#### Task goal
Extract each line holding the word "this" from the entries.

#### Data records
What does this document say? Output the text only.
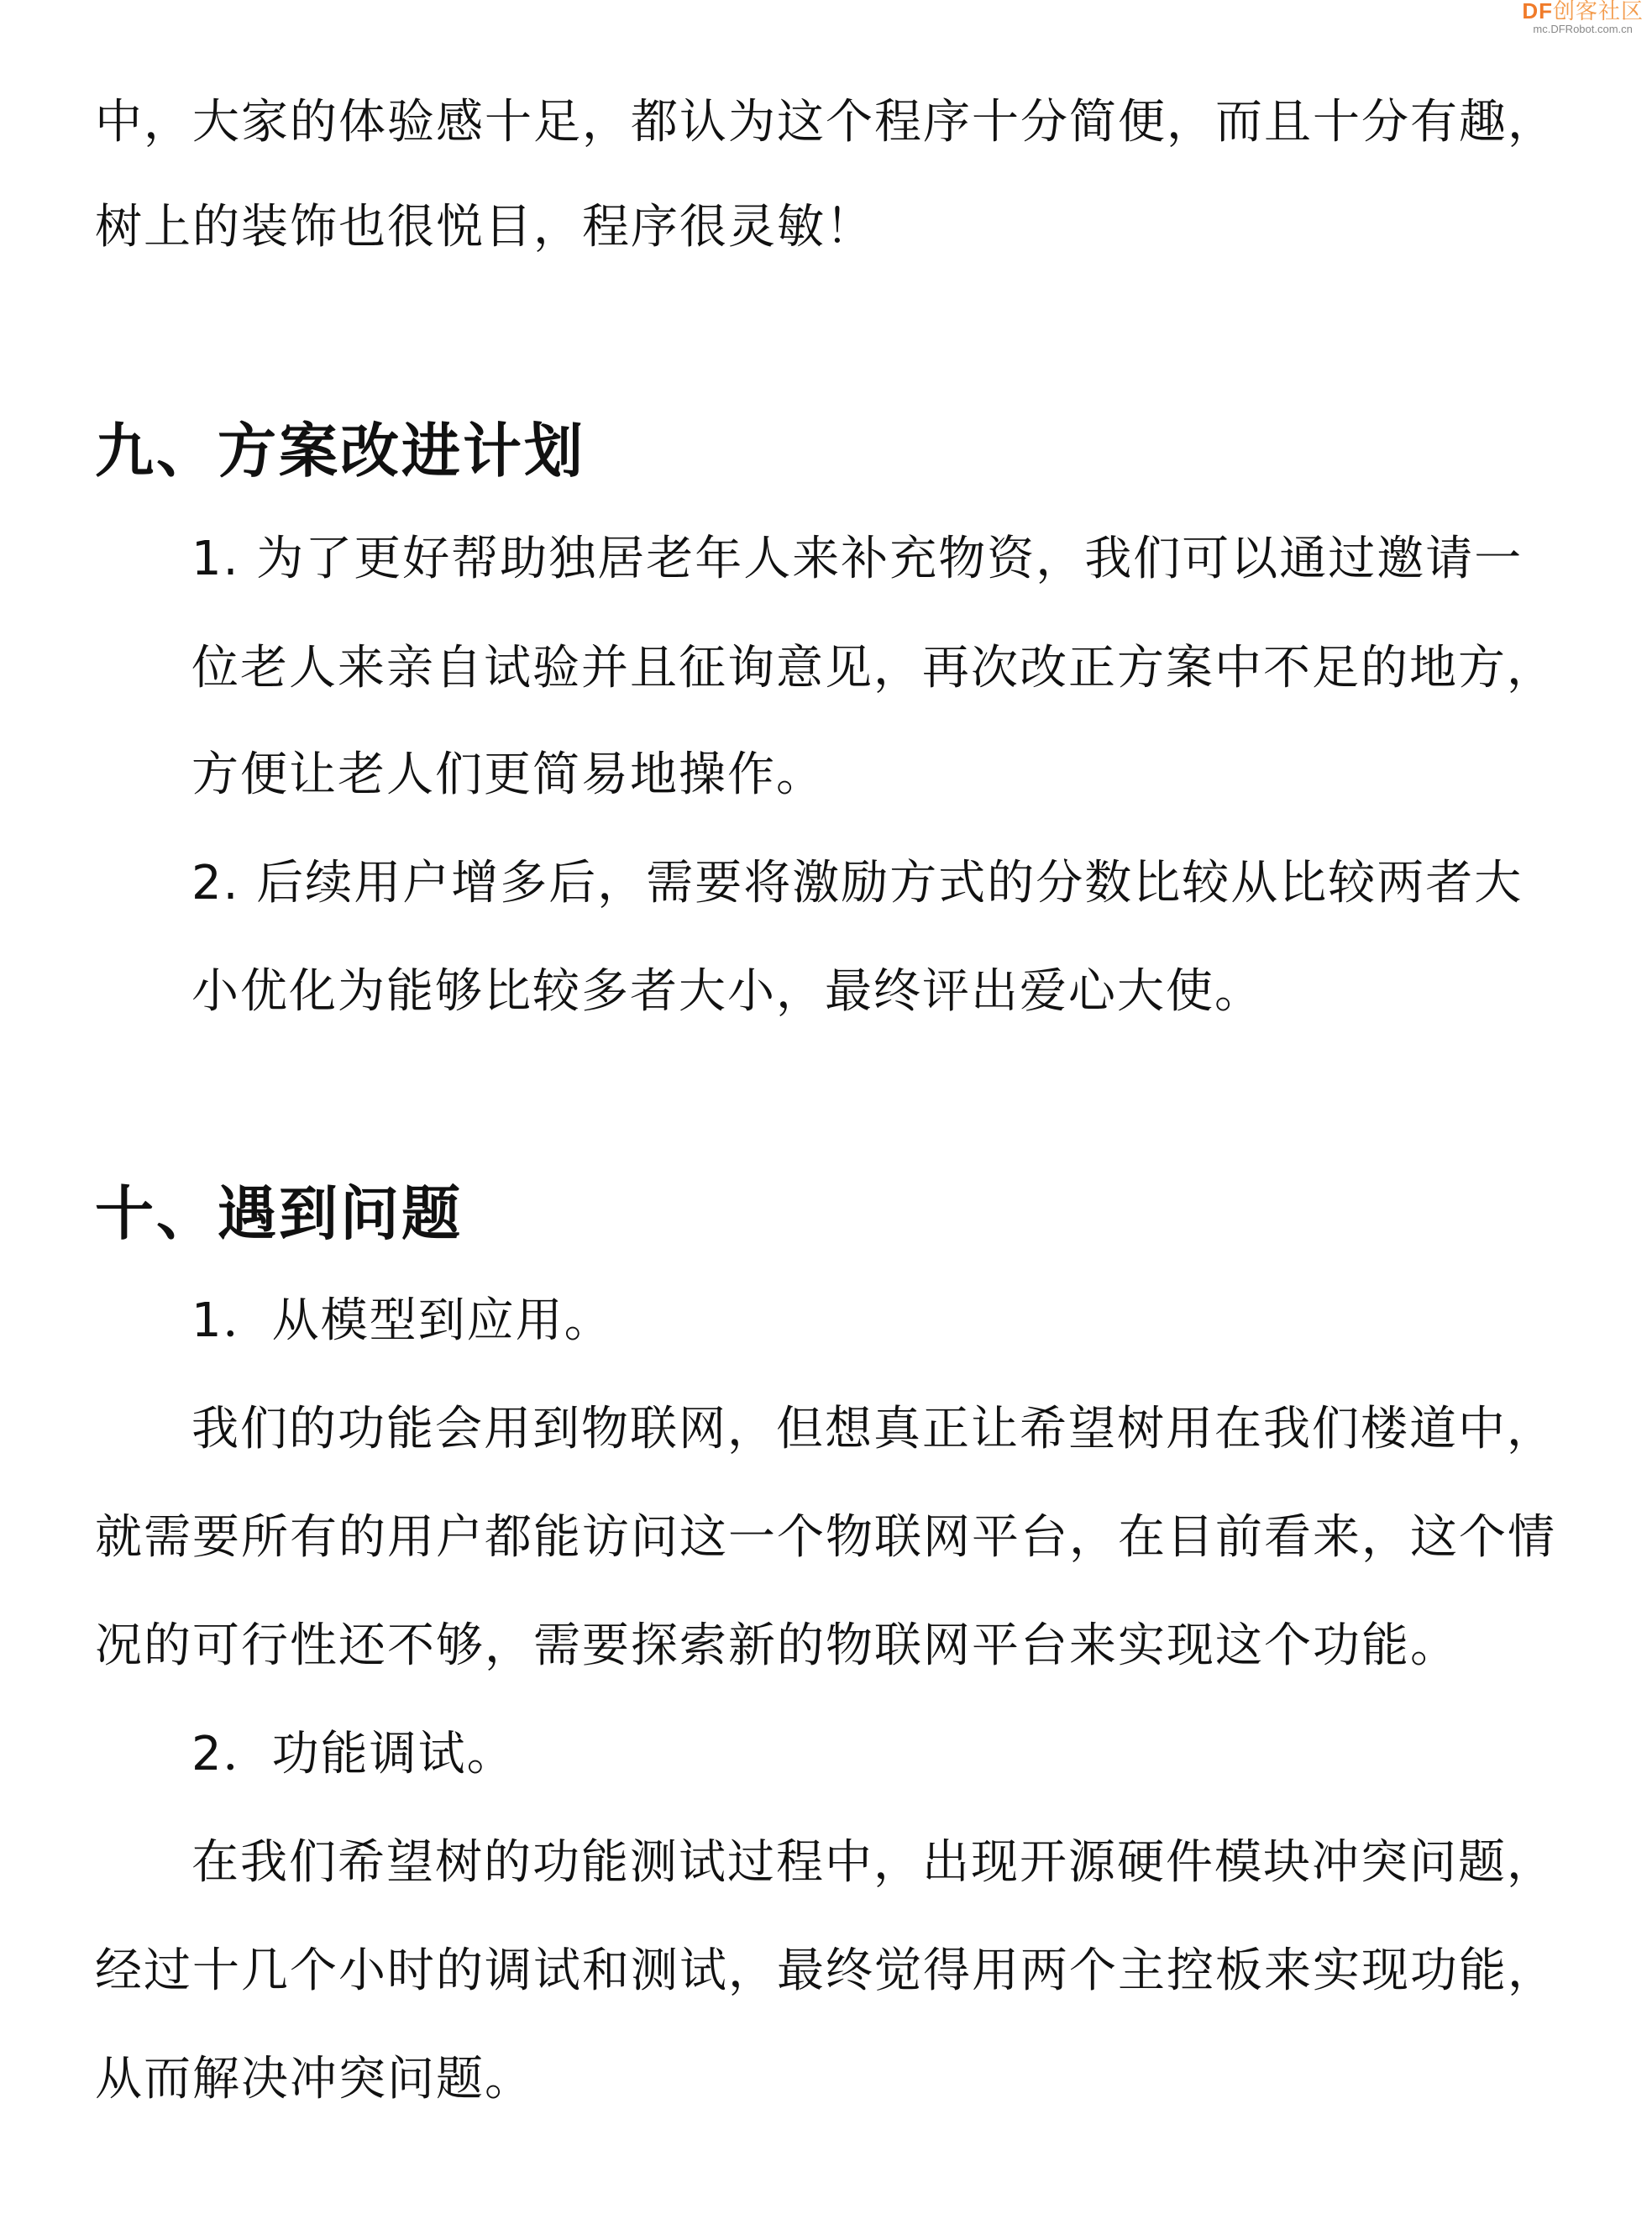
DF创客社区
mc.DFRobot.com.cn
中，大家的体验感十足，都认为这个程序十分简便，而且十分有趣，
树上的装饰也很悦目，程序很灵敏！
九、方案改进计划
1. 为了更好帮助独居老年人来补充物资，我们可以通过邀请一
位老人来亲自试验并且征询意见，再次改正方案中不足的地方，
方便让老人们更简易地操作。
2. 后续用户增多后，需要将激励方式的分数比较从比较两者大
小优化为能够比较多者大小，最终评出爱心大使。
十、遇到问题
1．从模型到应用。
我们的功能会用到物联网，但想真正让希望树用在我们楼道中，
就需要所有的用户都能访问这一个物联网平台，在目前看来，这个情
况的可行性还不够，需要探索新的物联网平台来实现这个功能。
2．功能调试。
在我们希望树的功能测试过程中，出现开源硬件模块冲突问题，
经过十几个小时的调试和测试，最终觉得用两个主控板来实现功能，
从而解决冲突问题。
...
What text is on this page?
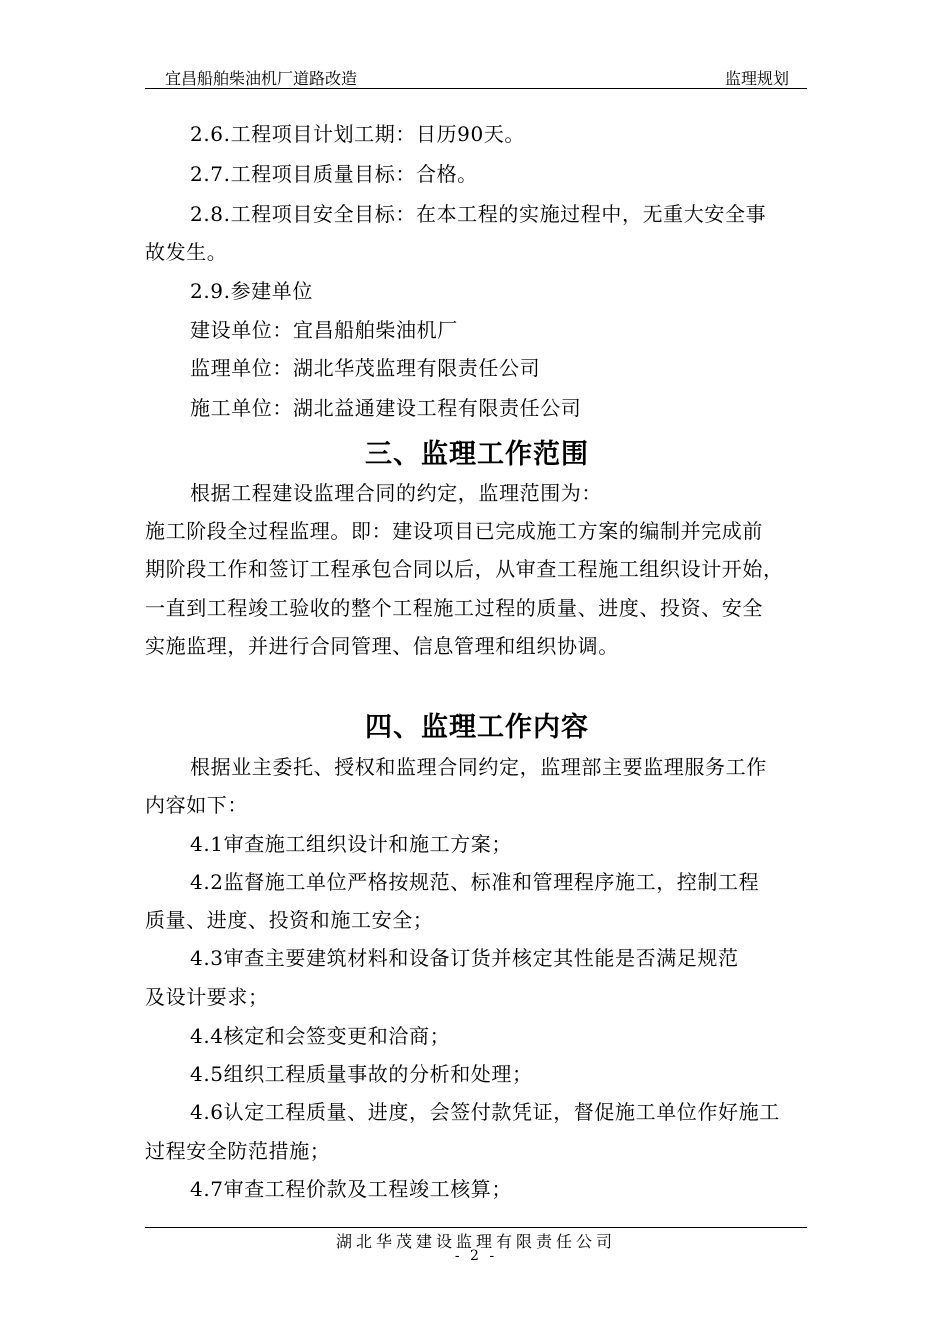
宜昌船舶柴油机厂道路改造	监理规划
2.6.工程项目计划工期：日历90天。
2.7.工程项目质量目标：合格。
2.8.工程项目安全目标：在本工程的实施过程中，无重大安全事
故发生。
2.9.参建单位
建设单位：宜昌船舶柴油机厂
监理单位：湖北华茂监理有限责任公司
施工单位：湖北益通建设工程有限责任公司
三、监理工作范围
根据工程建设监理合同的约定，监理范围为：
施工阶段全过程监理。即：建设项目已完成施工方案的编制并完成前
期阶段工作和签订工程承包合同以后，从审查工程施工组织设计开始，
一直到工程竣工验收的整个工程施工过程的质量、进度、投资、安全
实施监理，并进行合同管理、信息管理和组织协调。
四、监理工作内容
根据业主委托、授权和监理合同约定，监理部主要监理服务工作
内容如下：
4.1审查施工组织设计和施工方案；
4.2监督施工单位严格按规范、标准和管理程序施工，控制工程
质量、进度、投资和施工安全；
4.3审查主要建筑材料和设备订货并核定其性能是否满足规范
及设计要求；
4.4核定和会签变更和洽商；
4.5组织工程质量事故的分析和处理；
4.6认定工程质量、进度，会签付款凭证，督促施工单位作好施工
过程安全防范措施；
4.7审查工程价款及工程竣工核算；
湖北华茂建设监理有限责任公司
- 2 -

#### Exercise output
What does this document say? Output the text only.
What text is on this page?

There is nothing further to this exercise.